>> begin STORED DATA

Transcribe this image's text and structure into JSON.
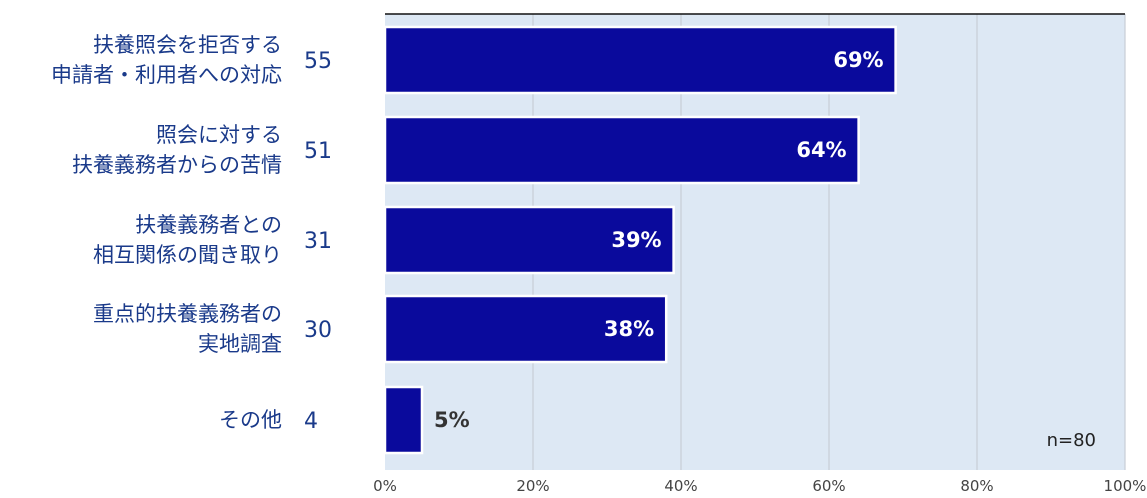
{
  "chart_data": {
    "type": "bar",
    "orientation": "horizontal",
    "categories": [
      [
        "扶養照会を拒否する",
        "申請者・利用者への対応"
      ],
      [
        "照会に対する",
        "扶養義務者からの苦情"
      ],
      [
        "扶養義務者との",
        "相互関係の聞き取り"
      ],
      [
        "重点的扶養義務者の",
        "実地調査"
      ],
      [
        "その他"
      ]
    ],
    "counts": [
      "55",
      "51",
      "31",
      "30",
      "4"
    ],
    "values": [
      69,
      64,
      39,
      38,
      5
    ],
    "value_labels": [
      "69%",
      "64%",
      "39%",
      "38%",
      "5%"
    ],
    "xlim": [
      0,
      100
    ],
    "x_ticks": [
      "0%",
      "20%",
      "40%",
      "60%",
      "80%",
      "100%"
    ],
    "note": "n=80",
    "grid": true,
    "colors": {
      "bar": "#0a0a9c",
      "plot_bg": "#dde8f4",
      "grid": "#c8cdd6",
      "inside_label": "#ffffff",
      "outside_label": "#333333",
      "category_text": "#1a3a8a"
    }
  }
}
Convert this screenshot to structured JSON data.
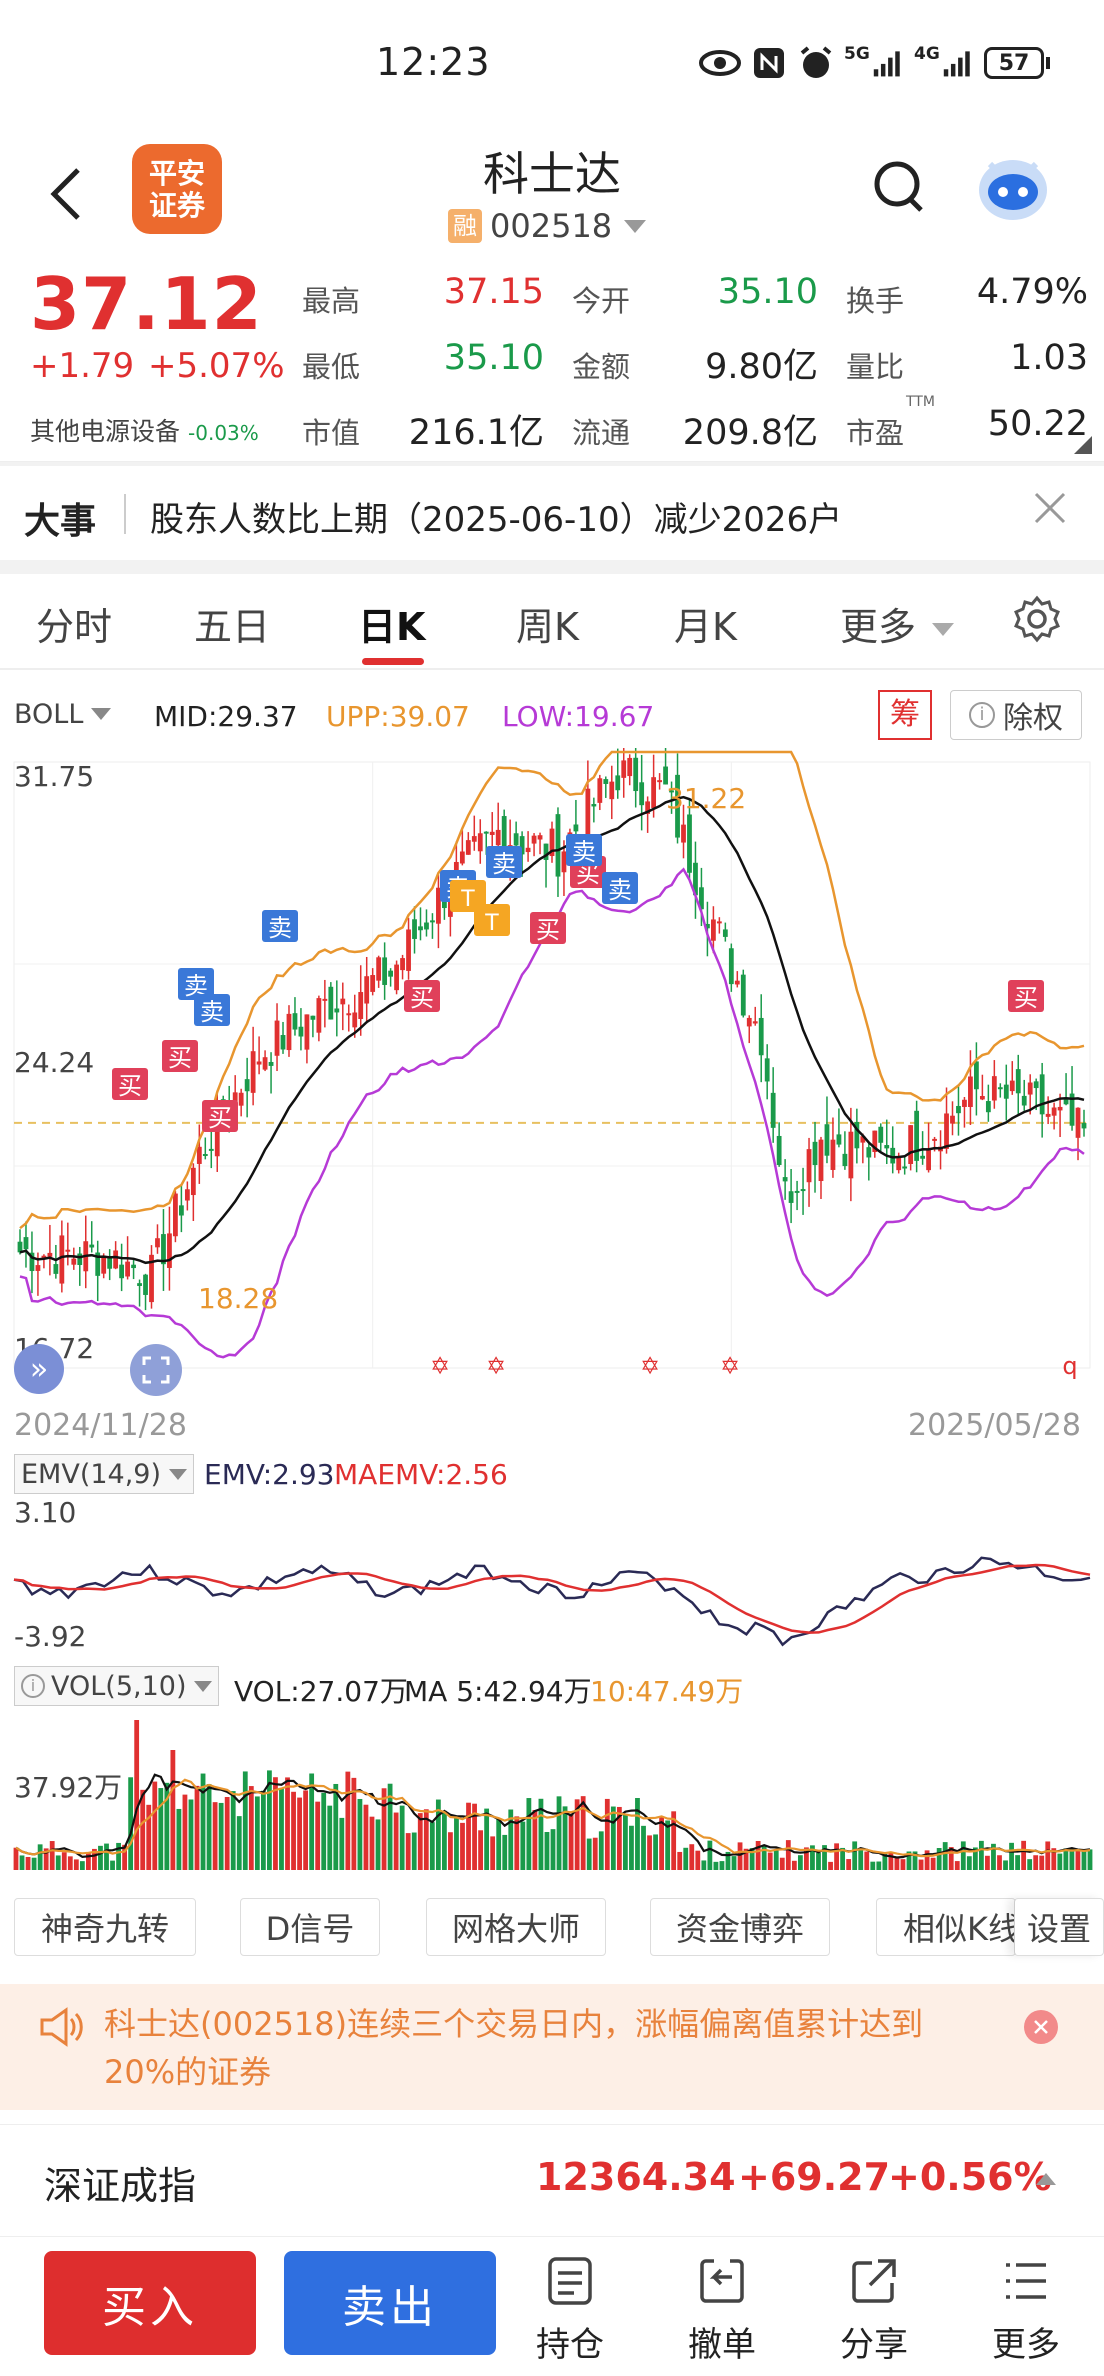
{
  "status_bar": {
    "time": "12:23",
    "signal_5g": "5G",
    "signal_4g": "4G",
    "battery": "57"
  },
  "header": {
    "broker_logo": "平安\n证券",
    "stock_name": "科士达",
    "margin_tag": "融",
    "stock_code": "002518"
  },
  "quote": {
    "price": "37.12",
    "change": "+1.79",
    "change_pct": "+5.07%",
    "sector": "其他电源设备",
    "sector_pct": "-0.03%",
    "fields": [
      {
        "label": "最高",
        "value": "37.15",
        "color": "red"
      },
      {
        "label": "今开",
        "value": "35.10",
        "color": "green"
      },
      {
        "label": "换手",
        "value": "4.79%",
        "color": "blk"
      },
      {
        "label": "最低",
        "value": "35.10",
        "color": "green"
      },
      {
        "label": "金额",
        "value": "9.80亿",
        "color": "blk"
      },
      {
        "label": "量比",
        "value": "1.03",
        "color": "blk"
      },
      {
        "label": "市值",
        "value": "216.1亿",
        "color": "blk"
      },
      {
        "label": "流通",
        "value": "209.8亿",
        "color": "blk"
      },
      {
        "label": "市盈",
        "value": "50.22",
        "color": "blk"
      }
    ],
    "pe_sup": "TTM"
  },
  "news": {
    "label": "大事",
    "text": "股东人数比上期（2025-06-10）减少2026户"
  },
  "tabs": [
    "分时",
    "五日",
    "日K",
    "周K",
    "月K",
    "更多"
  ],
  "boll": {
    "name": "BOLL",
    "mid": "MID:29.37",
    "upp": "UPP:39.07",
    "low": "LOW:19.67",
    "chip_btn": "筹",
    "exright_btn": "除权"
  },
  "kchart": {
    "y_top": "31.75",
    "y_mid": "24.24",
    "y_bot": "16.72",
    "upper_annot": "31.22",
    "lower_annot": "18.28",
    "date_start": "2024/11/28",
    "date_end": "2025/05/28",
    "buy": "买",
    "sell": "卖",
    "t": "T"
  },
  "emv": {
    "name": "EMV(14,9)",
    "emv": "EMV:2.93",
    "maemv": "MAEMV:2.56",
    "y_top": "3.10",
    "y_bot": "-3.92"
  },
  "vol": {
    "name": "VOL(5,10)",
    "vol": "VOL:27.07万",
    "ma5": "MA 5:42.94万",
    "ma10": "10:47.49万",
    "y_label": "37.92万"
  },
  "tools": [
    "神奇九转",
    "D信号",
    "网格大师",
    "资金博弈",
    "相似K线",
    "设置"
  ],
  "alert": {
    "text": "科士达(002518)连续三个交易日内，涨幅偏离值累计达到20%的证券"
  },
  "index": {
    "name": "深证成指",
    "value": "12364.34",
    "change": "+69.27",
    "pct": "+0.56%"
  },
  "bottom": {
    "buy": "买入",
    "sell": "卖出",
    "hold": "持仓",
    "cancel": "撤单",
    "share": "分享",
    "more": "更多"
  },
  "colors": {
    "up": "#e03030",
    "down": "#1a9a4a",
    "boll_upper": "#e8962f",
    "boll_lower": "#b63ad6",
    "buy_btn": "#de2e2e",
    "sell_btn": "#2f6fe0"
  }
}
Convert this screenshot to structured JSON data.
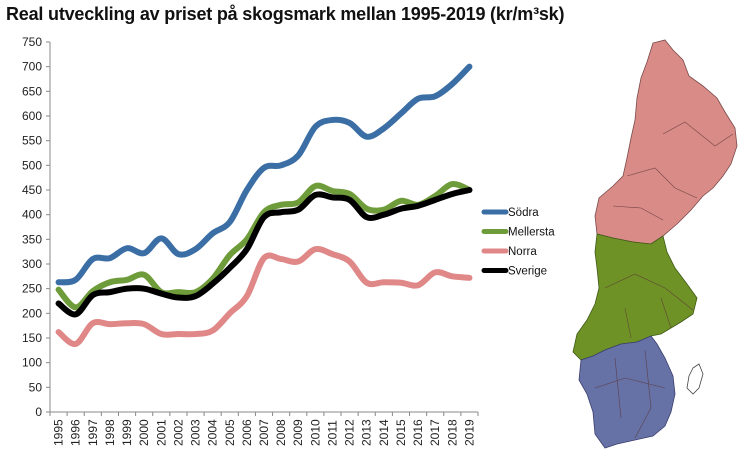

>> end STORED DATA

Quote the records in their entirety, keeping the wording exact and excluding pictures.

Transcribe this image's text and structure into JSON.
{
  "chart_data": {
    "type": "bar",
    "orientation": "horizontal",
    "categories": [
      [
        "扶養照会を拒否する",
        "申請者・利用者への対応"
      ],
      [
        "照会に対する",
        "扶養義務者からの苦情"
      ],
      [
        "扶養義務者との",
        "相互関係の聞き取り"
      ],
      [
        "重点的扶養義務者の",
        "実地調査"
      ],
      [
        "その他"
      ]
    ],
    "counts": [
      "55",
      "51",
      "31",
      "30",
      "4"
    ],
    "values": [
      69,
      64,
      39,
      38,
      5
    ],
    "value_labels": [
      "69%",
      "64%",
      "39%",
      "38%",
      "5%"
    ],
    "xlim": [
      0,
      100
    ],
    "x_ticks": [
      "0%",
      "20%",
      "40%",
      "60%",
      "80%",
      "100%"
    ],
    "note": "n=80",
    "grid": true,
    "colors": {
      "bar": "#0a0a9c",
      "plot_bg": "#dde8f4",
      "grid": "#c8cdd6",
      "inside_label": "#ffffff",
      "outside_label": "#333333",
      "category_text": "#1a3a8a"
    }
  }
}
Convert this screenshot to structured JSON data.
{
  "status_bar": {
    "time": "12:23",
    "signal_5g": "5G",
    "signal_4g": "4G",
    "battery": "57"
  },
  "header": {
    "broker_logo": "平安\n证券",
    "stock_name": "科士达",
    "margin_tag": "融",
    "stock_code": "002518"
  },
  "quote": {
    "price": "37.12",
    "change": "+1.79",
    "change_pct": "+5.07%",
    "sector": "其他电源设备",
    "sector_pct": "-0.03%",
    "fields": [
      {
        "label": "最高",
        "value": "37.15",
        "color": "red"
      },
      {
        "label": "今开",
        "value": "35.10",
        "color": "green"
      },
      {
        "label": "换手",
        "value": "4.79%",
        "color": "blk"
      },
      {
        "label": "最低",
        "value": "35.10",
        "color": "green"
      },
      {
        "label": "金额",
        "value": "9.80亿",
        "color": "blk"
      },
      {
        "label": "量比",
        "value": "1.03",
        "color": "blk"
      },
      {
        "label": "市值",
        "value": "216.1亿",
        "color": "blk"
      },
      {
        "label": "流通",
        "value": "209.8亿",
        "color": "blk"
      },
      {
        "label": "市盈",
        "value": "50.22",
        "color": "blk"
      }
    ],
    "pe_sup": "TTM"
  },
  "news": {
    "label": "大事",
    "text": "股东人数比上期（2025-06-10）减少2026户"
  },
  "tabs": [
    "分时",
    "五日",
    "日K",
    "周K",
    "月K",
    "更多"
  ],
  "boll": {
    "name": "BOLL",
    "mid": "MID:29.37",
    "upp": "UPP:39.07",
    "low": "LOW:19.67",
    "chip_btn": "筹",
    "exright_btn": "除权"
  },
  "kchart": {
    "y_top": "31.75",
    "y_mid": "24.24",
    "y_bot": "16.72",
    "upper_annot": "31.22",
    "lower_annot": "18.28",
    "date_start": "2024/11/28",
    "date_end": "2025/05/28",
    "buy": "买",
    "sell": "卖",
    "t": "T"
  },
  "emv": {
    "name": "EMV(14,9)",
    "emv": "EMV:2.93",
    "maemv": "MAEMV:2.56",
    "y_top": "3.10",
    "y_bot": "-3.92"
  },
  "vol": {
    "name": "VOL(5,10)",
    "vol": "VOL:27.07万",
    "ma5": "MA 5:42.94万",
    "ma10": "10:47.49万",
    "y_label": "37.92万"
  },
  "tools": [
    "神奇九转",
    "D信号",
    "网格大师",
    "资金博弈",
    "相似K线",
    "设置"
  ],
  "alert": {
    "text": "科士达(002518)连续三个交易日内，涨幅偏离值累计达到20%的证券"
  },
  "index": {
    "name": "深证成指",
    "value": "12364.34",
    "change": "+69.27",
    "pct": "+0.56%"
  },
  "bottom": {
    "buy": "买入",
    "sell": "卖出",
    "hold": "持仓",
    "cancel": "撤单",
    "share": "分享",
    "more": "更多"
  },
  "colors": {
    "up": "#e03030",
    "down": "#1a9a4a",
    "boll_upper": "#e8962f",
    "boll_lower": "#b63ad6",
    "buy_btn": "#de2e2e",
    "sell_btn": "#2f6fe0"
  }
}
Convert this screenshot to structured JSON data.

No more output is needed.